◆ **Material**

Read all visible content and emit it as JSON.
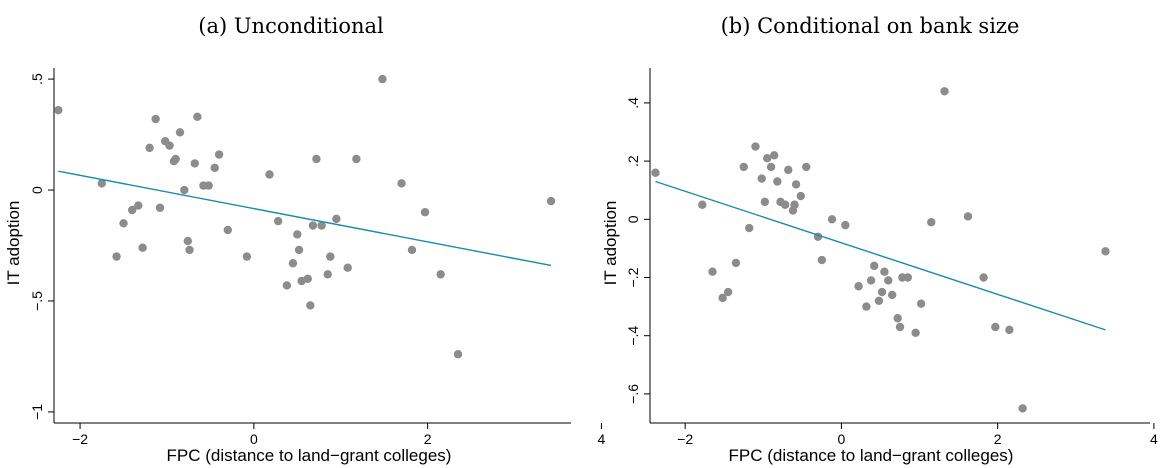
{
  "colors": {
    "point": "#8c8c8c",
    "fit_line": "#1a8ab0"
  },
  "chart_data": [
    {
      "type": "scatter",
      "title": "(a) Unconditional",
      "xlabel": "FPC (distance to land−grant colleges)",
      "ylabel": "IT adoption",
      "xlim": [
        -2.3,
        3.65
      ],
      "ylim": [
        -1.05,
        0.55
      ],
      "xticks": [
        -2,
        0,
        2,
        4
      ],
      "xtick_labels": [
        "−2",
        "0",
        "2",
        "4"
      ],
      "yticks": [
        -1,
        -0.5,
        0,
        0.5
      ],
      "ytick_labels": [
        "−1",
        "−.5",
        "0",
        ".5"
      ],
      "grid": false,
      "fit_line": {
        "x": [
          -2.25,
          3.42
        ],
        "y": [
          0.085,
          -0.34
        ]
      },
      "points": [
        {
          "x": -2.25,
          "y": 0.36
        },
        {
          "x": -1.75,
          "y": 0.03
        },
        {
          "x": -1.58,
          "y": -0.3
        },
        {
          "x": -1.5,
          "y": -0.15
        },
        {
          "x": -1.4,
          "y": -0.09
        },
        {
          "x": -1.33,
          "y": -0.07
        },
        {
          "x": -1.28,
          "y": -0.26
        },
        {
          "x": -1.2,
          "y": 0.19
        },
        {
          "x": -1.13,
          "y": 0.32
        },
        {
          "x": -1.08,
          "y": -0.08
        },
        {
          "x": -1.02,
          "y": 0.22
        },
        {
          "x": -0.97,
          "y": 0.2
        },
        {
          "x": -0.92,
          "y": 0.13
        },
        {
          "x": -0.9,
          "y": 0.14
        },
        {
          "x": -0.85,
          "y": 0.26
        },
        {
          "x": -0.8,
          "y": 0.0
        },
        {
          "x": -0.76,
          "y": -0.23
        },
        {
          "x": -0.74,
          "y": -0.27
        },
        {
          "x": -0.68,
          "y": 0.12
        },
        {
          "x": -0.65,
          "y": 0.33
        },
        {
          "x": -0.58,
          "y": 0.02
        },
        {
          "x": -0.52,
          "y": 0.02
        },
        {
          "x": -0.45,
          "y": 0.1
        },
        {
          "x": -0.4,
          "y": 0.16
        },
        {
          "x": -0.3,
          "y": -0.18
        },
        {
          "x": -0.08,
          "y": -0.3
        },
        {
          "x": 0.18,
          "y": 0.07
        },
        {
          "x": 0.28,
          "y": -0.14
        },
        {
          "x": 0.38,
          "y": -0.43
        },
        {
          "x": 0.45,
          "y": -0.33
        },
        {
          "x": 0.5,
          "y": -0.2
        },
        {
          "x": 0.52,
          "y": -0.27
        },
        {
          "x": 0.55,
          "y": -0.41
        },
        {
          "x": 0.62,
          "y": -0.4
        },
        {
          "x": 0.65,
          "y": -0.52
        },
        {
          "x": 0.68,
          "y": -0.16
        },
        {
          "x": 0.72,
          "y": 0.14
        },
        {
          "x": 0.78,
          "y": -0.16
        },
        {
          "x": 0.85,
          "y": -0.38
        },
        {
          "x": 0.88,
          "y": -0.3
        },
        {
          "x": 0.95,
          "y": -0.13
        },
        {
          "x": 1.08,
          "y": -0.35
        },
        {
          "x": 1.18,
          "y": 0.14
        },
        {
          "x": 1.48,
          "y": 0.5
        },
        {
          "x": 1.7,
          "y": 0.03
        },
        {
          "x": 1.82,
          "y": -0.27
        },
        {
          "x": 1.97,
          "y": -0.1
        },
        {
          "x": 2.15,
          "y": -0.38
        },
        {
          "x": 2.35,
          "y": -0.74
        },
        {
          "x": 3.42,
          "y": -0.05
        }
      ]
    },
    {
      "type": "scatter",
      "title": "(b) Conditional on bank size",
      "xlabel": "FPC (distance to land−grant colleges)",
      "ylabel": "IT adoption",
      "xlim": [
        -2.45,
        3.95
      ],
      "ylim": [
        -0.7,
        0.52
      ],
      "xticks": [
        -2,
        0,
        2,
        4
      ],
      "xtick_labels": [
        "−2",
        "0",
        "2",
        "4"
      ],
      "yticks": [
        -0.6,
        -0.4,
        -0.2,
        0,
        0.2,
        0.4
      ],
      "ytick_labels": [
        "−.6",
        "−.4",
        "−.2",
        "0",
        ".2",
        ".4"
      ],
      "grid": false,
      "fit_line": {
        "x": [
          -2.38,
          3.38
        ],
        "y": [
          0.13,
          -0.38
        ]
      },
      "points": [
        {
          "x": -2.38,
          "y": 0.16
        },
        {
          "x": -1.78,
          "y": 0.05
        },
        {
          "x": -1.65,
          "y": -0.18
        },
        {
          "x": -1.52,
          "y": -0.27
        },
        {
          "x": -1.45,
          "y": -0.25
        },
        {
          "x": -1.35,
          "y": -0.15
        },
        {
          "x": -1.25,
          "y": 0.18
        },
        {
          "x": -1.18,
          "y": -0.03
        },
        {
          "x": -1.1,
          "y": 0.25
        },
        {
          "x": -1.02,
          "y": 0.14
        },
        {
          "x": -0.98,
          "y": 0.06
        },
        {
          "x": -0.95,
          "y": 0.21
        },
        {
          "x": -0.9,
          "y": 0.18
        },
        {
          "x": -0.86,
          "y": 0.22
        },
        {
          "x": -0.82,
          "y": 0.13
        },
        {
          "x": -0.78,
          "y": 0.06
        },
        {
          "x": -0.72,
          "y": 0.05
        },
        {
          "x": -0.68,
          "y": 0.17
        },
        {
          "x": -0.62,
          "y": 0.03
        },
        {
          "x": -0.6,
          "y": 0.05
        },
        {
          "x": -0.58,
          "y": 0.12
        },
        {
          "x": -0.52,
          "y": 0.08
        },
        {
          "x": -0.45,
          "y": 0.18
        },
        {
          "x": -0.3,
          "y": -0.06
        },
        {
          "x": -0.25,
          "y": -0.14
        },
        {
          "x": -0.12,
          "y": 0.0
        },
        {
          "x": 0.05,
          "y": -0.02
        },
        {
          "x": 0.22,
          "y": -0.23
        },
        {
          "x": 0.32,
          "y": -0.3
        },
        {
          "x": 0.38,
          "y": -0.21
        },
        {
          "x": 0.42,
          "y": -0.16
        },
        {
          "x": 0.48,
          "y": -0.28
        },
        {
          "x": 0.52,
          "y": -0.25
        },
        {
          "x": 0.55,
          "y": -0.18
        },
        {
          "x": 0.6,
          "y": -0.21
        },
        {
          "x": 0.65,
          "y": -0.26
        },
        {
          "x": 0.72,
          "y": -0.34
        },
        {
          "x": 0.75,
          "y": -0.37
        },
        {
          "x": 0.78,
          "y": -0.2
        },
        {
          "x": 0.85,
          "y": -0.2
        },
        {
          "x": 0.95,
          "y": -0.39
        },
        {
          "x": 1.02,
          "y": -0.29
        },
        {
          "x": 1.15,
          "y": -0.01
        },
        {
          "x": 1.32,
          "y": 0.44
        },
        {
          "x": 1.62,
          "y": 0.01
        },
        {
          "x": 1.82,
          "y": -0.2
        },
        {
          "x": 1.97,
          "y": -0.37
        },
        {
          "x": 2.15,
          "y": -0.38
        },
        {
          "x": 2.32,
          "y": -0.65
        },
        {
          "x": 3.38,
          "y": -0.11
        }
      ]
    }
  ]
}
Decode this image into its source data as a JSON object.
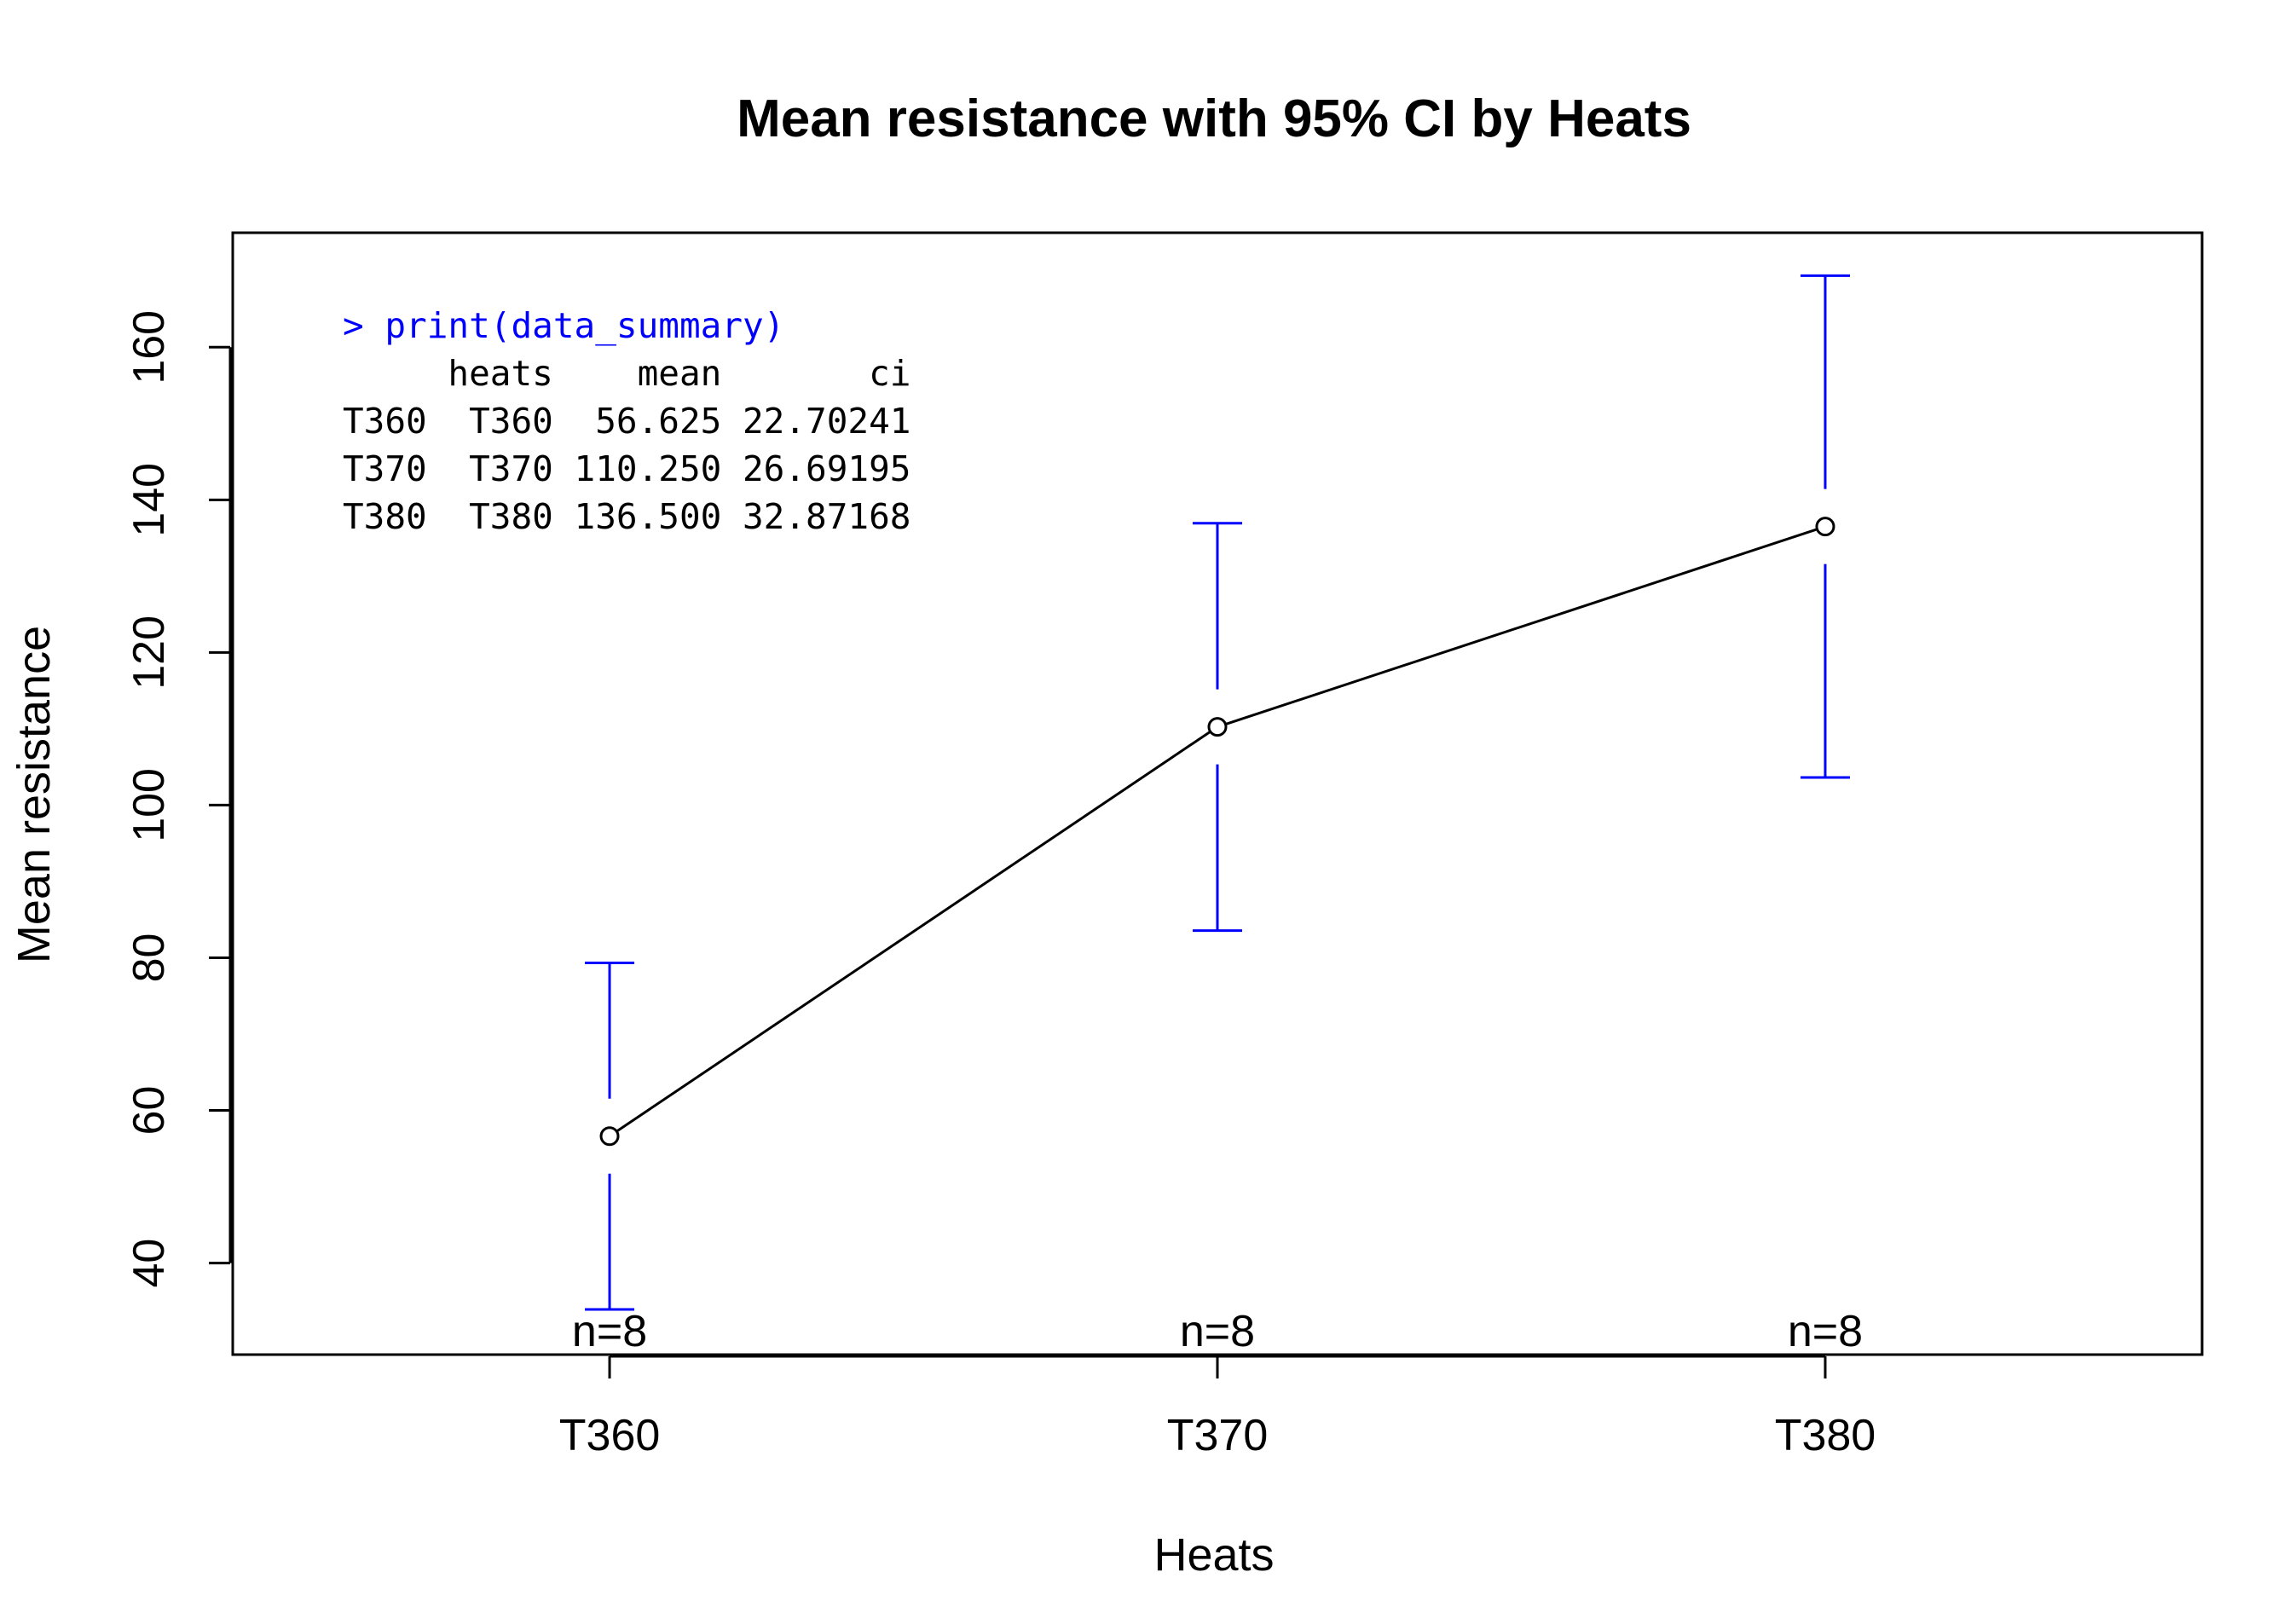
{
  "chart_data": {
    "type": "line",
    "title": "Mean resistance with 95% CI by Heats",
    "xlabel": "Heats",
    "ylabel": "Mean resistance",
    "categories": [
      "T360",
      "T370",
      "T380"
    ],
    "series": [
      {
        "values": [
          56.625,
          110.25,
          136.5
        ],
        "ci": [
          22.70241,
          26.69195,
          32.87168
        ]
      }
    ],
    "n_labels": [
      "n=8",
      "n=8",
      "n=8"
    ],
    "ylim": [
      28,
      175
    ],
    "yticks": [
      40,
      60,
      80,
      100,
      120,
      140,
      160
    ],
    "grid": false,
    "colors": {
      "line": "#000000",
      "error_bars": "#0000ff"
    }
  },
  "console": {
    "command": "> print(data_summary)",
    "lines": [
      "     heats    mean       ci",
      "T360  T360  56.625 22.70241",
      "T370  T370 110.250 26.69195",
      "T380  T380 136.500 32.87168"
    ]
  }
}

◆ **Given problem**
Return all lines of the material above in which the word "JSON" occurs.

◆ **Correct response**
Read all visible content and emit it as JSON.
Decode this image into its source data as a JSON object.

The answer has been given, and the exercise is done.